What to work on | Write out every record below exactly as it appears.

Available data |
%%

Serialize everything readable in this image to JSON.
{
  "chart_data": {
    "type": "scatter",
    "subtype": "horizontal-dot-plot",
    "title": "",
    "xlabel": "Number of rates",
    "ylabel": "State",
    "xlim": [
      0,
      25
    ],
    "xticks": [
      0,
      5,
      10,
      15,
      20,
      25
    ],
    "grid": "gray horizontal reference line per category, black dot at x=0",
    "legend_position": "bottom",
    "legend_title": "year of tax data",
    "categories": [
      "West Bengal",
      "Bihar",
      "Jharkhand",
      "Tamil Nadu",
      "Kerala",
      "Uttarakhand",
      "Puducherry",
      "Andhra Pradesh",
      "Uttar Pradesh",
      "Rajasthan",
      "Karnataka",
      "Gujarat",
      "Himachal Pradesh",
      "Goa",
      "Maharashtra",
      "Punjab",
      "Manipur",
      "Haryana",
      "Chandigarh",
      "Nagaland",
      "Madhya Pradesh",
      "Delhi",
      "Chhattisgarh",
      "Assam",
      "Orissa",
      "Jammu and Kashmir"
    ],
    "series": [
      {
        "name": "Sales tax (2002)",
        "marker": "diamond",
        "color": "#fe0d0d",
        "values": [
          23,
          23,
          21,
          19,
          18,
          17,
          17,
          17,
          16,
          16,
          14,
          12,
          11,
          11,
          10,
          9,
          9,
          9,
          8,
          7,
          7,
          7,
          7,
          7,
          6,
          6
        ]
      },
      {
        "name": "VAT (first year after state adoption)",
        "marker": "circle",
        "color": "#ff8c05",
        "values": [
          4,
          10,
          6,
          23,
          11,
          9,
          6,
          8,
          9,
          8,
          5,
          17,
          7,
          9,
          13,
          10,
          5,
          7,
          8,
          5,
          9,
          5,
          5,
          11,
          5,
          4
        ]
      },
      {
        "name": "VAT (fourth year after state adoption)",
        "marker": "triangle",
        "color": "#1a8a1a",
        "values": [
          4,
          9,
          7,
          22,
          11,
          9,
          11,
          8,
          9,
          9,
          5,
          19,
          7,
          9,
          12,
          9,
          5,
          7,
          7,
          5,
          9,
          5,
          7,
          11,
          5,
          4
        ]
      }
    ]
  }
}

%%

Response for this exercise |
Serialize everything readable in this image to JSON.
{
  "chart_data": {
    "type": "scatter",
    "subtype": "horizontal-dot-plot",
    "title": "",
    "xlabel": "Number of rates",
    "ylabel": "State",
    "xlim": [
      0,
      25
    ],
    "xticks": [
      0,
      5,
      10,
      15,
      20,
      25
    ],
    "grid": "gray horizontal reference line per category, black dot at x=0",
    "legend_position": "bottom",
    "legend_title": "year of tax data",
    "categories": [
      "West Bengal",
      "Bihar",
      "Jharkhand",
      "Tamil Nadu",
      "Kerala",
      "Uttarakhand",
      "Puducherry",
      "Andhra Pradesh",
      "Uttar Pradesh",
      "Rajasthan",
      "Karnataka",
      "Gujarat",
      "Himachal Pradesh",
      "Goa",
      "Maharashtra",
      "Punjab",
      "Manipur",
      "Haryana",
      "Chandigarh",
      "Nagaland",
      "Madhya Pradesh",
      "Delhi",
      "Chhattisgarh",
      "Assam",
      "Orissa",
      "Jammu and Kashmir"
    ],
    "series": [
      {
        "name": "Sales tax (2002)",
        "marker": "diamond",
        "color": "#fe0d0d",
        "values": [
          23,
          23,
          21,
          19,
          18,
          17,
          17,
          17,
          16,
          16,
          14,
          12,
          11,
          11,
          10,
          9,
          9,
          9,
          8,
          7,
          7,
          7,
          7,
          7,
          6,
          6
        ]
      },
      {
        "name": "VAT (first year after state adoption)",
        "marker": "circle",
        "color": "#ff8c05",
        "values": [
          4,
          10,
          6,
          23,
          11,
          9,
          6,
          8,
          9,
          8,
          5,
          17,
          7,
          9,
          13,
          10,
          5,
          7,
          8,
          5,
          9,
          5,
          5,
          11,
          5,
          4
        ]
      },
      {
        "name": "VAT (fourth year after state adoption)",
        "marker": "triangle",
        "color": "#1a8a1a",
        "values": [
          4,
          9,
          7,
          22,
          11,
          9,
          11,
          8,
          9,
          9,
          5,
          19,
          7,
          9,
          12,
          9,
          5,
          7,
          7,
          5,
          9,
          5,
          7,
          11,
          5,
          4
        ]
      }
    ]
  }
}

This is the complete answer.